Problem statement:
Check every line for the word "step" and state how many lines have it. Reply with the number alone.

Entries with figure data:
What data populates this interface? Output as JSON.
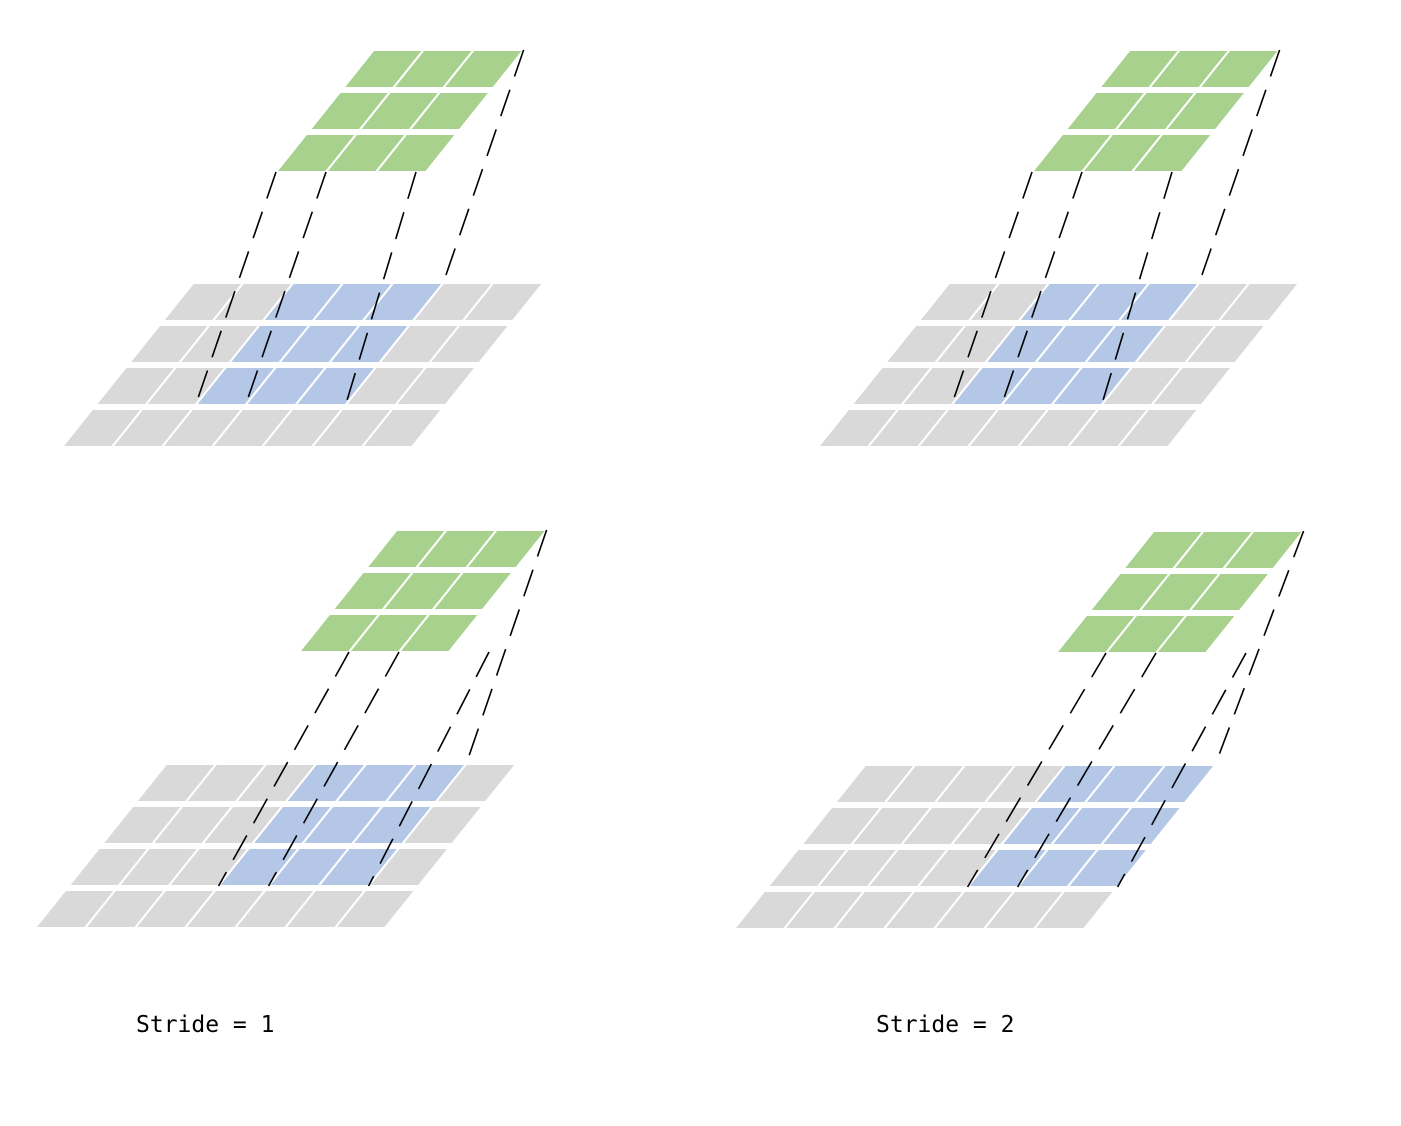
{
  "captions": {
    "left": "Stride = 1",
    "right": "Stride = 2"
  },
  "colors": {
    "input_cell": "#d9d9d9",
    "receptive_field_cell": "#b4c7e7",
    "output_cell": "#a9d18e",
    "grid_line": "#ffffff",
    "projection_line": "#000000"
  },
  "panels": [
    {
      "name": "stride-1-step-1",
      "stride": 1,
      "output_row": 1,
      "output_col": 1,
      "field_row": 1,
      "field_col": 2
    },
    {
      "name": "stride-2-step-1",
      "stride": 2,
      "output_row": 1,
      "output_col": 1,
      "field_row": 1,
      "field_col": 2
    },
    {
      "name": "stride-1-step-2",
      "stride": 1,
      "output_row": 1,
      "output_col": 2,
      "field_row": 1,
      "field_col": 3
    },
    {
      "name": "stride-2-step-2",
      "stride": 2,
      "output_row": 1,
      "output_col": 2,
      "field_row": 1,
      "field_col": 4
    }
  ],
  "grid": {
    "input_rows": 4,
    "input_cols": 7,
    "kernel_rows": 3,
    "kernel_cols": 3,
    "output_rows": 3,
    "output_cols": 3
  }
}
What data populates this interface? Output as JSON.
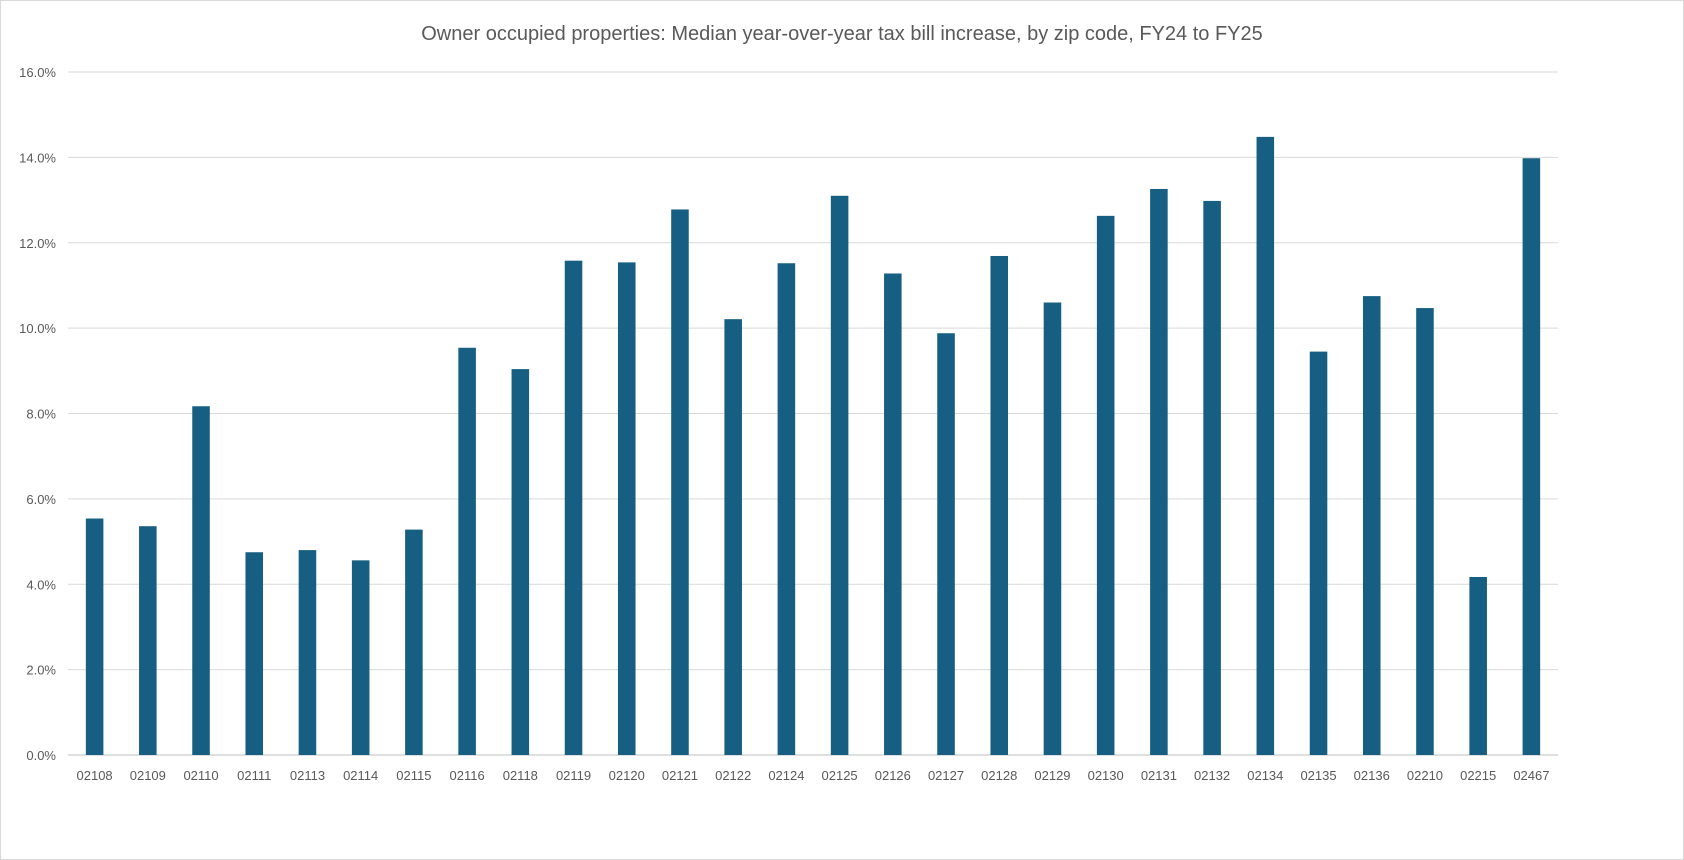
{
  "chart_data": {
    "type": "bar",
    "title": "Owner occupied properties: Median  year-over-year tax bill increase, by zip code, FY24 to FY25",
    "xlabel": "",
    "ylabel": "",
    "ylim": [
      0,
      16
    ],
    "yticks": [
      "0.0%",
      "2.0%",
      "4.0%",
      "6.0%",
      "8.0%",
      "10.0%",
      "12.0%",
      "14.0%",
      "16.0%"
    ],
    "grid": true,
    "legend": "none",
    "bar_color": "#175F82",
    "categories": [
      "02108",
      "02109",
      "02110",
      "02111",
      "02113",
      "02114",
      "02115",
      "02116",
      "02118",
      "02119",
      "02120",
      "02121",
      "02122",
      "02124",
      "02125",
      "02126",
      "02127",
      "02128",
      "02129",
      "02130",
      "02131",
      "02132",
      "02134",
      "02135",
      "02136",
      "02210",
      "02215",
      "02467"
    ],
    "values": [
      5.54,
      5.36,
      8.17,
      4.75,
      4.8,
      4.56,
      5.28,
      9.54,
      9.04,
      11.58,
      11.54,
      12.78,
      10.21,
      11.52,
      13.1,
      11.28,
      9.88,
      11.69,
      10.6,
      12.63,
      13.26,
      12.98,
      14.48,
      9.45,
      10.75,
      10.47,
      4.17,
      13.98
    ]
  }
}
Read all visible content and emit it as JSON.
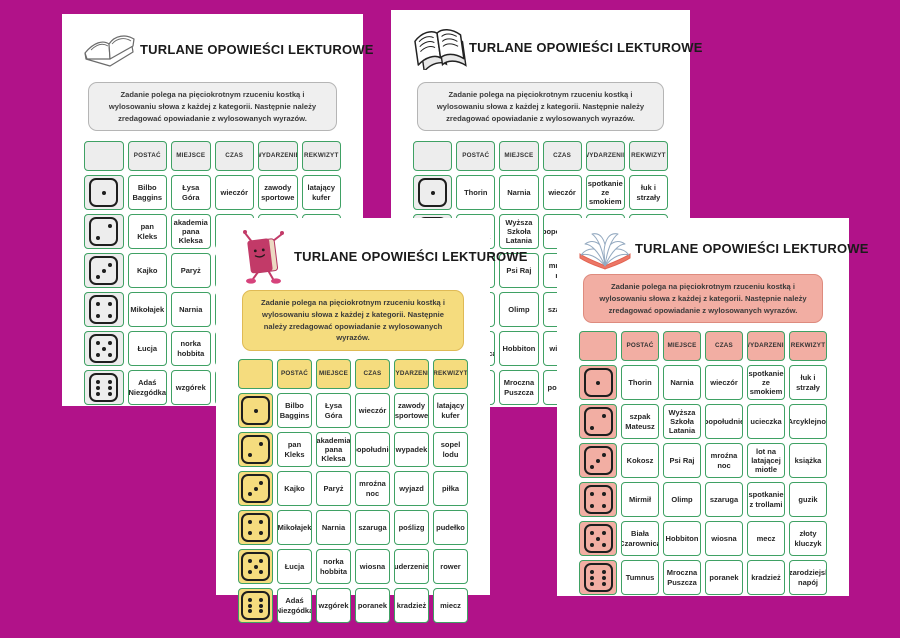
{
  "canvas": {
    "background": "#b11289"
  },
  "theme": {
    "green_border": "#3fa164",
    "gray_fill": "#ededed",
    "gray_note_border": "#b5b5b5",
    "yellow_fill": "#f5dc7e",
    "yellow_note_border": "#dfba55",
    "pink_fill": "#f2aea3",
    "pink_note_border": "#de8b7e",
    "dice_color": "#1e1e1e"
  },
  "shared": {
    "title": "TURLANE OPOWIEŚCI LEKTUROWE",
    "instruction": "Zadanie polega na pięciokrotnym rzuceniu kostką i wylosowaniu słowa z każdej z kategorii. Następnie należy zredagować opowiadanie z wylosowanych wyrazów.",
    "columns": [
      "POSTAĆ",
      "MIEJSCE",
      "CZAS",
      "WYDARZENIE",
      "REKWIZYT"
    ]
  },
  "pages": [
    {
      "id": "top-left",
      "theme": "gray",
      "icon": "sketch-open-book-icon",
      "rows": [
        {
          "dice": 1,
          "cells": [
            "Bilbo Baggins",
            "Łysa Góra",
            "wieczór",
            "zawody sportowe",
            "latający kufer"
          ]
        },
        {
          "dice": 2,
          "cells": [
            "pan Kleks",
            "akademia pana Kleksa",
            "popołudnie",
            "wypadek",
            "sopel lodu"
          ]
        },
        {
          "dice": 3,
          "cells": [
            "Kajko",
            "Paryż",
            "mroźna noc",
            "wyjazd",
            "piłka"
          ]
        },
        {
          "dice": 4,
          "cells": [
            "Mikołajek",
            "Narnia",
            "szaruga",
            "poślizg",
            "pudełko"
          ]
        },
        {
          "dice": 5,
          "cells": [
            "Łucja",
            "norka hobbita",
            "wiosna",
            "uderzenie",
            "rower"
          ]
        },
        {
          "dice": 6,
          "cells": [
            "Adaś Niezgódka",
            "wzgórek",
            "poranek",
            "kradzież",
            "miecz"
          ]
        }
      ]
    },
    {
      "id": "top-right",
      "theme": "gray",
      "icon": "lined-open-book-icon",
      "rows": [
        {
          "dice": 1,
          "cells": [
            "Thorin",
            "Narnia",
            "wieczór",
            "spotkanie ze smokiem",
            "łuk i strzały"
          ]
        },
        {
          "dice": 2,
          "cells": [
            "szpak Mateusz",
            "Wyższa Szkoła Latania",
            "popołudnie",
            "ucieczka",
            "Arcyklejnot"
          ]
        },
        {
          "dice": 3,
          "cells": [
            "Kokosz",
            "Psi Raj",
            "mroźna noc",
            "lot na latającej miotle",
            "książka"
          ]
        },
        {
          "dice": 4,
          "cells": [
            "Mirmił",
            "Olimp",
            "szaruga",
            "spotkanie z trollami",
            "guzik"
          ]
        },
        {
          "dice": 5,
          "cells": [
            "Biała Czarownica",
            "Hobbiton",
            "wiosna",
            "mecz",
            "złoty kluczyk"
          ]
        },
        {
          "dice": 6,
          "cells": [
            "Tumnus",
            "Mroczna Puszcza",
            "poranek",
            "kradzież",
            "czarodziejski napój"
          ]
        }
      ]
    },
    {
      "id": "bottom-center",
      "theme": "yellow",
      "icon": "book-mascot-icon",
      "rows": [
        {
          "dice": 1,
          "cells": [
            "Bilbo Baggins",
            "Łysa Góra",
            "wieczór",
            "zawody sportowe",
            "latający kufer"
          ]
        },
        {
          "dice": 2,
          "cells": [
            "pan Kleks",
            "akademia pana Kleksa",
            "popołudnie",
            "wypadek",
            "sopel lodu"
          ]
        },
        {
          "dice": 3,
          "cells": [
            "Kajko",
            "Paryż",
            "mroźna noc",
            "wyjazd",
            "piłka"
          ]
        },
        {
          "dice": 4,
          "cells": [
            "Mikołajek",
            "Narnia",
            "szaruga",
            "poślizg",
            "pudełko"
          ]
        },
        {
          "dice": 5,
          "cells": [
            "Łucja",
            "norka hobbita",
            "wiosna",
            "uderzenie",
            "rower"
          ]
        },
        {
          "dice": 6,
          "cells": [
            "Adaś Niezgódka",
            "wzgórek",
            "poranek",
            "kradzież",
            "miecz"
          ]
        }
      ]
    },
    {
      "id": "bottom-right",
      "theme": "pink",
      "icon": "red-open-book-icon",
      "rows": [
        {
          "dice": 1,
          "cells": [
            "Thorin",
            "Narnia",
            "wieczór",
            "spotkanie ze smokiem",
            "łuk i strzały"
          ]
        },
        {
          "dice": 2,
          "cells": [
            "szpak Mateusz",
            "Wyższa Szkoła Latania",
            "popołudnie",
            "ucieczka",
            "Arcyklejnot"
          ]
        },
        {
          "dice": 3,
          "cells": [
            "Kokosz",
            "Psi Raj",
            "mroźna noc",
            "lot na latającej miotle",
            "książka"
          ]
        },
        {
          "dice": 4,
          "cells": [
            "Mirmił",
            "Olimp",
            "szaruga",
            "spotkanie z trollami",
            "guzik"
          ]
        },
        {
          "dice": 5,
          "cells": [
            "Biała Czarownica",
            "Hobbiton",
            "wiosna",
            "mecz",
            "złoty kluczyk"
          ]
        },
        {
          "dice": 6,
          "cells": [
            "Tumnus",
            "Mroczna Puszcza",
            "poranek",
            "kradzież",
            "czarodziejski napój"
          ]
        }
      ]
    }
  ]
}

Solved problem:
4